▶
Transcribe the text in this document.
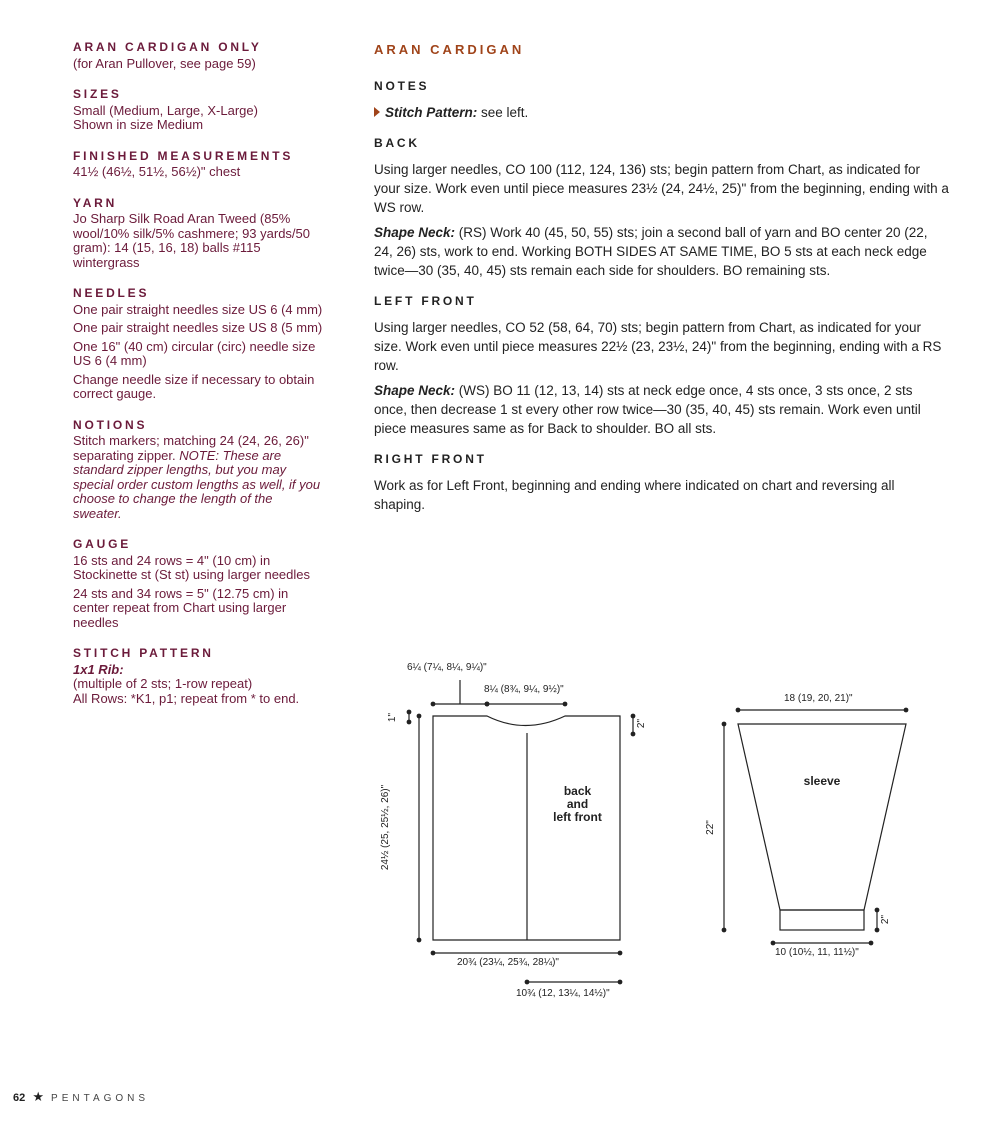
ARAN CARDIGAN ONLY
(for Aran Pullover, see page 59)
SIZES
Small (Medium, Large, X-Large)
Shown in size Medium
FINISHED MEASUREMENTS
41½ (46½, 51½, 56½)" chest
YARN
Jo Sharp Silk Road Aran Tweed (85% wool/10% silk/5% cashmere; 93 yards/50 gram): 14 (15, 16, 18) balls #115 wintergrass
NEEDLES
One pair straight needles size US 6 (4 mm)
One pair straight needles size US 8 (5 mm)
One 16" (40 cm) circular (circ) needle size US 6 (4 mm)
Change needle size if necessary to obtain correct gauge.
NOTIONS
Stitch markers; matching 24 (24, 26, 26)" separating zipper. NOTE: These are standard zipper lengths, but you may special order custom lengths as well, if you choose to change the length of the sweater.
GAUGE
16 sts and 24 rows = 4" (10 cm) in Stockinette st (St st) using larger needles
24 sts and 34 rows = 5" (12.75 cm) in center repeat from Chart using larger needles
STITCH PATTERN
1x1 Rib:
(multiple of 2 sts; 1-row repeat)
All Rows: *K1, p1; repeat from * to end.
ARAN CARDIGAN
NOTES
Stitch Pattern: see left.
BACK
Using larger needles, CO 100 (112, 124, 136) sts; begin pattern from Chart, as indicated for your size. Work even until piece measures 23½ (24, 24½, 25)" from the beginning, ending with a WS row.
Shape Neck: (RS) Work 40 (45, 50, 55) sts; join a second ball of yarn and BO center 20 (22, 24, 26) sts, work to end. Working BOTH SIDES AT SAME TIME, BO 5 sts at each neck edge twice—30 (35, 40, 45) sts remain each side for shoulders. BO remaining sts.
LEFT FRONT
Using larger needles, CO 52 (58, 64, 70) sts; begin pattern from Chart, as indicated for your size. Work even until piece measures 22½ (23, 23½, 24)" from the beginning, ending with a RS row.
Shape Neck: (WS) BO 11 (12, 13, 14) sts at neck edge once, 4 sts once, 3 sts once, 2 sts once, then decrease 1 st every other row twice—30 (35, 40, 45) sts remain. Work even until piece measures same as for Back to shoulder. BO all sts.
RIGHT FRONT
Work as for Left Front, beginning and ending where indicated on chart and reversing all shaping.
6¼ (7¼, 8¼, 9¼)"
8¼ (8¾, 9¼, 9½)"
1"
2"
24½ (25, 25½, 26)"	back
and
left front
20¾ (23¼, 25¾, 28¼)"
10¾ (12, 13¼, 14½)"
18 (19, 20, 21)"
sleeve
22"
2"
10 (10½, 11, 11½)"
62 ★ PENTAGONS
◀
## SHORT EXERCISE
Which lines above contain the word "with"? Copy each of them.

## PROBLEM SOLUTION
Using larger needles, CO 100 (112, 124, 136) sts; begin pattern from Chart, as indicated for your size. Work even until piece measures 23½ (24, 24½, 25)" from the beginning, ending with a WS row.
Using larger needles, CO 52 (58, 64, 70) sts; begin pattern from Chart, as indicated for your size. Work even until piece measures 22½ (23, 23½, 24)" from the beginning, ending with a RS row.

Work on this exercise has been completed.